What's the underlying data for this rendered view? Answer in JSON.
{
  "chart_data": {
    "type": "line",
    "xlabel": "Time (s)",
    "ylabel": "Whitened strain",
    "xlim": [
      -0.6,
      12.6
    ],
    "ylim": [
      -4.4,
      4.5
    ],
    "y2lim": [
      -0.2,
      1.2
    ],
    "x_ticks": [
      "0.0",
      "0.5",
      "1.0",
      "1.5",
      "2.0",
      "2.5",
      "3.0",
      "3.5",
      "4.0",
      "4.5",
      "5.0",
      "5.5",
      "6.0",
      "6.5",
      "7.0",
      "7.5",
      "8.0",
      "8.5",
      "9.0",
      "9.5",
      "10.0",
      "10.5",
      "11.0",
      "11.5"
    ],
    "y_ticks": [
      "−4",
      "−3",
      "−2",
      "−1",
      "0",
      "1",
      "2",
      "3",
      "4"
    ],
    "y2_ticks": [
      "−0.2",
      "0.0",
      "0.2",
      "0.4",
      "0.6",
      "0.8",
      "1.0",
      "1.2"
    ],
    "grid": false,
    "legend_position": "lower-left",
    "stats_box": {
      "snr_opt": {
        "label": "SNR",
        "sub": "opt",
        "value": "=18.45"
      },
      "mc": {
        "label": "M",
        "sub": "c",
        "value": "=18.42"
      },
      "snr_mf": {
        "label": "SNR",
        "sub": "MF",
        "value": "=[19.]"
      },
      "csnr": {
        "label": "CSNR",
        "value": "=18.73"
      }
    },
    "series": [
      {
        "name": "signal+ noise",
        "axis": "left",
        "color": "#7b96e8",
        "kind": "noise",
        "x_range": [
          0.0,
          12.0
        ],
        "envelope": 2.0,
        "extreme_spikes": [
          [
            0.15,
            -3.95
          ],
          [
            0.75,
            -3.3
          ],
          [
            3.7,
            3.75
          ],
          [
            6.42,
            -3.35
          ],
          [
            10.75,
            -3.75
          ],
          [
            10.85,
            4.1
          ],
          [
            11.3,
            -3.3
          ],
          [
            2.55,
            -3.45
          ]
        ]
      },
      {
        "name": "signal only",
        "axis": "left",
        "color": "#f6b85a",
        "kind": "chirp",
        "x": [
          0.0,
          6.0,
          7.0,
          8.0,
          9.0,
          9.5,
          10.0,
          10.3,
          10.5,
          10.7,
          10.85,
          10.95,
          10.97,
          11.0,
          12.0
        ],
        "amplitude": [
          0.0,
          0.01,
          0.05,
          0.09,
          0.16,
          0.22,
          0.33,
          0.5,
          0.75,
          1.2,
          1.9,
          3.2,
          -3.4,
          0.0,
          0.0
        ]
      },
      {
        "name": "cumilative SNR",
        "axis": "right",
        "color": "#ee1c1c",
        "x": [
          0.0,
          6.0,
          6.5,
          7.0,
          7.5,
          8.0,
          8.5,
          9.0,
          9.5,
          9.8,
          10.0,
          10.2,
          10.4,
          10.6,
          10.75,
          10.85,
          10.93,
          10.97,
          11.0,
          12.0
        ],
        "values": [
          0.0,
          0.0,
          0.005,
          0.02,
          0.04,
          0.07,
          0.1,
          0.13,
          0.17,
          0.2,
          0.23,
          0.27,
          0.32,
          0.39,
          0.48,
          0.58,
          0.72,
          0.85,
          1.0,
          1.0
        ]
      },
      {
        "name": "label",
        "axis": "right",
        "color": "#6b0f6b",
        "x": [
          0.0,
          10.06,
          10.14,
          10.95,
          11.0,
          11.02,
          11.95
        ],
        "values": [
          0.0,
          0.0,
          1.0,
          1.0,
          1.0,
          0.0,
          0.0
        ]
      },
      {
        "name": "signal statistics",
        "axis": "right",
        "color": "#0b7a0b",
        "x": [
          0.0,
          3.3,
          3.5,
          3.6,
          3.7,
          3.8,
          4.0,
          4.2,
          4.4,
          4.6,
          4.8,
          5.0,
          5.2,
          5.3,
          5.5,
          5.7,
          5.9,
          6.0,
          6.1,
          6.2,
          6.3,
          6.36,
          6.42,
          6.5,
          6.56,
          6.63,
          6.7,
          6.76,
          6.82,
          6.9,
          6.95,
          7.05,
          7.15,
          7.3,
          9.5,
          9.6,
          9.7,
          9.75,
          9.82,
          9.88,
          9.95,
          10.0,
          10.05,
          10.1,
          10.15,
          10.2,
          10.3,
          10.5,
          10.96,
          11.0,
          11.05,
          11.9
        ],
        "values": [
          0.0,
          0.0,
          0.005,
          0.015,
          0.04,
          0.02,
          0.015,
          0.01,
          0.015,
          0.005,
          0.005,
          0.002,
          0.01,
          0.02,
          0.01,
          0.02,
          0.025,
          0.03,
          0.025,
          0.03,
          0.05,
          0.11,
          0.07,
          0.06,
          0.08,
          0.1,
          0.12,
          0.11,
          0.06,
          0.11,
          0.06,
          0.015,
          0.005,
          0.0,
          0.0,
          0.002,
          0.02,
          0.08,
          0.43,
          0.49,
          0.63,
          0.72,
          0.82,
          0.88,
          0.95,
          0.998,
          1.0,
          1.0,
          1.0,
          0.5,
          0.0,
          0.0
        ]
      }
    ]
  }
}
※
• _What is required_
From the entries above, copy every line where the word "signal" shows up.

• _Exercise solution_
        "name": "signal+ noise",
        "name": "signal only",
        "name": "signal statistics",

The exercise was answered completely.